PROBLEM REQUIREMENTS — Retype the material character for character, starting at its very first line and ending with the line that contains "col-header-orig-msg[interactable]: Orig Msg", including both of those lines.

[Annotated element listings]
-.-.-

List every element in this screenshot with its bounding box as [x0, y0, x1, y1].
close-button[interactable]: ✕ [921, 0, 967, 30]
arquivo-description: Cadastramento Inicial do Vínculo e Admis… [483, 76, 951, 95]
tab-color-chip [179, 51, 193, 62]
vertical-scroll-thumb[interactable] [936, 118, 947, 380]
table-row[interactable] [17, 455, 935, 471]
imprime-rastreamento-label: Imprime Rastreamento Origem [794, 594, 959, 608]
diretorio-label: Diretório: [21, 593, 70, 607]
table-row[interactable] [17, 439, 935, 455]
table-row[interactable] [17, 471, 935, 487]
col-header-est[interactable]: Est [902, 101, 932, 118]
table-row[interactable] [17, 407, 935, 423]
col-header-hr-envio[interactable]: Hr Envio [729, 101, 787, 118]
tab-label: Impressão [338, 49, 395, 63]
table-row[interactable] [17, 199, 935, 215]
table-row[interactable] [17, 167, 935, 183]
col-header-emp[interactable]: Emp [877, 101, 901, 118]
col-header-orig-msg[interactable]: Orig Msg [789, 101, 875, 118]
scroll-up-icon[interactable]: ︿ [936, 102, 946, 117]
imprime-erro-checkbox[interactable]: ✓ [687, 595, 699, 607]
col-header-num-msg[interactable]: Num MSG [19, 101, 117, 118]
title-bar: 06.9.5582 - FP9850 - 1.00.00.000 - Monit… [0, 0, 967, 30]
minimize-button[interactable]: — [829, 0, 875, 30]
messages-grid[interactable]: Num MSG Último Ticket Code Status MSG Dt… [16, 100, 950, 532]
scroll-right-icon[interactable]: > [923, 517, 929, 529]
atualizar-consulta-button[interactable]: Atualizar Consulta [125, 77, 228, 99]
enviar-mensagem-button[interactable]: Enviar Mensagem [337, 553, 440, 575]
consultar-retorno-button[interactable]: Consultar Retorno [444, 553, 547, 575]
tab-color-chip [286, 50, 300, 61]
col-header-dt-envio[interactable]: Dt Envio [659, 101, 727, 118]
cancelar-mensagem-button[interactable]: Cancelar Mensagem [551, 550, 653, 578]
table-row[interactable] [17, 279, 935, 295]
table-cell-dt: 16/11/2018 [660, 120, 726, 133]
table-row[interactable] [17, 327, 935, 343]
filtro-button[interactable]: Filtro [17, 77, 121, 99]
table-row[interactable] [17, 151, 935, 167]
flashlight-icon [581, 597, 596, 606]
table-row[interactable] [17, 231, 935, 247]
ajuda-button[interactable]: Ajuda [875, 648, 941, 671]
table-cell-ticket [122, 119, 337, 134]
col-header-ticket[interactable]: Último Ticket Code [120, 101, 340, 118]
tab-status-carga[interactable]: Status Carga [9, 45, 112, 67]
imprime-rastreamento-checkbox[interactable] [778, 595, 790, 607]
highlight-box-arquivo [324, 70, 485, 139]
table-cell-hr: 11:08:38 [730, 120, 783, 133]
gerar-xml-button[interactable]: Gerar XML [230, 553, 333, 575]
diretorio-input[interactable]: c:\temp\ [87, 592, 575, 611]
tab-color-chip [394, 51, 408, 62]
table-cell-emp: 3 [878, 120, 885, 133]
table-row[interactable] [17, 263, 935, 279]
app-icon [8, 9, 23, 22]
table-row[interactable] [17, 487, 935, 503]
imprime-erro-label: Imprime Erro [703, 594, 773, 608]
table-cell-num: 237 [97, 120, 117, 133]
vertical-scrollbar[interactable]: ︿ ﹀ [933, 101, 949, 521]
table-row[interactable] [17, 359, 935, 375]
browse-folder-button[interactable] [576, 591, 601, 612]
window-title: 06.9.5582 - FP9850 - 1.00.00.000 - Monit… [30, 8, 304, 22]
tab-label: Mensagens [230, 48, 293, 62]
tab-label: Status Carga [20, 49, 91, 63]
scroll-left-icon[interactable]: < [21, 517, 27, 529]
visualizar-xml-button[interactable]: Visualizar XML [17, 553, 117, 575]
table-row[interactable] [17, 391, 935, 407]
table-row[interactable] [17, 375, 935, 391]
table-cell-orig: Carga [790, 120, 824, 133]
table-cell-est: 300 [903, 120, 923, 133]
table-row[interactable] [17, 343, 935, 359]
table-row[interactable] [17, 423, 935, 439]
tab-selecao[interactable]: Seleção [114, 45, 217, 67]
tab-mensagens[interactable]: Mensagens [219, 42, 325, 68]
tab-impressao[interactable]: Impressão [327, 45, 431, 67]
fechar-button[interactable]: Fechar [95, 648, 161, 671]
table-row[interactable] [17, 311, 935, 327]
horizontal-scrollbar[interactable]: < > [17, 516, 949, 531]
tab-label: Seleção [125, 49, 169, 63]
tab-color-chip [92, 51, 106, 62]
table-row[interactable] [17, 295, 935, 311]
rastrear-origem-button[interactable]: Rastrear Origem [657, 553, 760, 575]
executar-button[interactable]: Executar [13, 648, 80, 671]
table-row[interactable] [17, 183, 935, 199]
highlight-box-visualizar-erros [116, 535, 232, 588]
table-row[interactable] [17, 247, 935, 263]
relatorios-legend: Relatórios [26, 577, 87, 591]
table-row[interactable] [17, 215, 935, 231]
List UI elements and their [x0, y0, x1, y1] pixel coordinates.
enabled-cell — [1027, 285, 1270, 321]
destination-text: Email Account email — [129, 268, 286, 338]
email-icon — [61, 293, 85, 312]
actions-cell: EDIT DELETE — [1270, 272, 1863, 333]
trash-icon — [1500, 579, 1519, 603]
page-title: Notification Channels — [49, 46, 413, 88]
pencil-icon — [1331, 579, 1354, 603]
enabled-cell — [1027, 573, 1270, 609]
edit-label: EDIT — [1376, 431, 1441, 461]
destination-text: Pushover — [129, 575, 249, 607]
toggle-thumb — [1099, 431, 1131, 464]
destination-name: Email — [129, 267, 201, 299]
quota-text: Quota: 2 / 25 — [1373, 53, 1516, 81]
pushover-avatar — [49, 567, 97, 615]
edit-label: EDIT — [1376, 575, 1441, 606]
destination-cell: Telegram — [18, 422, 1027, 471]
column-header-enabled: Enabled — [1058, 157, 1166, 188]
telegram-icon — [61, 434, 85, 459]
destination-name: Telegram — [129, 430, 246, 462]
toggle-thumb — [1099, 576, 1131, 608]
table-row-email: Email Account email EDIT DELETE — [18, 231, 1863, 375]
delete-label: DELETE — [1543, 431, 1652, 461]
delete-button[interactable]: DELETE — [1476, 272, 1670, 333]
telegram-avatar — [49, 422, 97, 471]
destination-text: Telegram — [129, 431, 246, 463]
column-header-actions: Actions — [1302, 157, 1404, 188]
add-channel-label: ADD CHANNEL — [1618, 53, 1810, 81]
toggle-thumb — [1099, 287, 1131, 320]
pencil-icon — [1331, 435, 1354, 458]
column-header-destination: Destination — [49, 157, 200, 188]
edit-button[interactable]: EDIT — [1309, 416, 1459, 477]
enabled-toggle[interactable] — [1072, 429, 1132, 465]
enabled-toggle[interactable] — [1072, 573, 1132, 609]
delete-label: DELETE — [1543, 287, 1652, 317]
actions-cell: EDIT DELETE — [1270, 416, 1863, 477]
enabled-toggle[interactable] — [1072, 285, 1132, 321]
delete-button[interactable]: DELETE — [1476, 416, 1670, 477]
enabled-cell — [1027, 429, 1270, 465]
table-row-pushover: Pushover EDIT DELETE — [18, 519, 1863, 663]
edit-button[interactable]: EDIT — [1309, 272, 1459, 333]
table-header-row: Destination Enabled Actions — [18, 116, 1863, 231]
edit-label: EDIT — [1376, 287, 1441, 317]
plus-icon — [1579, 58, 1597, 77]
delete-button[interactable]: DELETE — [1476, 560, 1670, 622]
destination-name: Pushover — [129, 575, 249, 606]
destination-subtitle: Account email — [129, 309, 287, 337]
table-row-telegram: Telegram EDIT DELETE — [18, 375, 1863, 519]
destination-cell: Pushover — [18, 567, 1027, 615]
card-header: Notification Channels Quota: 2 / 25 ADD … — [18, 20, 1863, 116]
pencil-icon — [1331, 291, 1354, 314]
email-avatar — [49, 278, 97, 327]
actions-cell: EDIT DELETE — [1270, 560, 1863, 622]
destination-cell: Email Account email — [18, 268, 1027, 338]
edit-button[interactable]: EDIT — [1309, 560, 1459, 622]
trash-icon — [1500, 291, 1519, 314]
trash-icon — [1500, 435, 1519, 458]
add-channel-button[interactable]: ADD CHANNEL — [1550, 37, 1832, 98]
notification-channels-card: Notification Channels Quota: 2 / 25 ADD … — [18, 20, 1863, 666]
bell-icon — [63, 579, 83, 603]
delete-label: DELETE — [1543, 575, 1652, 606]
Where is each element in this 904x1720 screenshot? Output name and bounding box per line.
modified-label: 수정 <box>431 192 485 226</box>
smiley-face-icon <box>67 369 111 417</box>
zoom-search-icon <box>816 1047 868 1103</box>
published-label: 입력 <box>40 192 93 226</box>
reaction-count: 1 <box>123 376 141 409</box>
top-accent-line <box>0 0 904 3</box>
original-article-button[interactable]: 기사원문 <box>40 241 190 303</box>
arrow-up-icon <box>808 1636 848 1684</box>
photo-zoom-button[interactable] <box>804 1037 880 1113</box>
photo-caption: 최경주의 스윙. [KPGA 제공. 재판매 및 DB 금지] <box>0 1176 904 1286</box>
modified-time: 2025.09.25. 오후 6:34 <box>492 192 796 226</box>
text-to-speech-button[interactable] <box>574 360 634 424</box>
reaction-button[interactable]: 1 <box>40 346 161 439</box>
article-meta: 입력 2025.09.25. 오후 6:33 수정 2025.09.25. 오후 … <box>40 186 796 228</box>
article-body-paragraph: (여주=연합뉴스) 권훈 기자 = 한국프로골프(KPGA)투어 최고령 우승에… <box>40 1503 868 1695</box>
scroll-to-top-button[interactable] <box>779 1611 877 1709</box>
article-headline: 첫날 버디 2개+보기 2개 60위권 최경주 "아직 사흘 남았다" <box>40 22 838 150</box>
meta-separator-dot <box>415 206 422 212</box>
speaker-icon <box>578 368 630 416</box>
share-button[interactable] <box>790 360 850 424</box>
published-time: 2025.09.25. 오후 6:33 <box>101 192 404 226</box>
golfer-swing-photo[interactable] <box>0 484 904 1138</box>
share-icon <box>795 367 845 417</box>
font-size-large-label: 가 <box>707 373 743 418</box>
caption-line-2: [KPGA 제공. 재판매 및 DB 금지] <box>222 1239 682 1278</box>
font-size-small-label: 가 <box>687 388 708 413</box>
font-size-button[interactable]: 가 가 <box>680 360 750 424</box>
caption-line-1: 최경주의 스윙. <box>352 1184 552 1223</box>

-.-.-

ANSWER IN FULL —
List every element in this screenshot with its bounding box as [x0, y0, x1, y1].
close-button[interactable]: ✕ [921, 0, 967, 30]
arquivo-description: Cadastramento Inicial do Vínculo e Admis… [483, 76, 951, 95]
tab-color-chip [179, 51, 193, 62]
vertical-scroll-thumb[interactable] [936, 118, 947, 380]
table-row[interactable] [17, 455, 935, 471]
imprime-rastreamento-label: Imprime Rastreamento Origem [794, 594, 959, 608]
diretorio-label: Diretório: [21, 593, 70, 607]
table-row[interactable] [17, 439, 935, 455]
table-row[interactable] [17, 471, 935, 487]
col-header-est[interactable]: Est [902, 101, 932, 118]
table-row[interactable] [17, 407, 935, 423]
col-header-hr-envio[interactable]: Hr Envio [729, 101, 787, 118]
tab-label: Impressão [338, 49, 395, 63]
table-row[interactable] [17, 199, 935, 215]
table-row[interactable] [17, 167, 935, 183]
col-header-emp[interactable]: Emp [877, 101, 901, 118]
col-header-orig-msg[interactable]: Orig Msg [789, 101, 875, 118]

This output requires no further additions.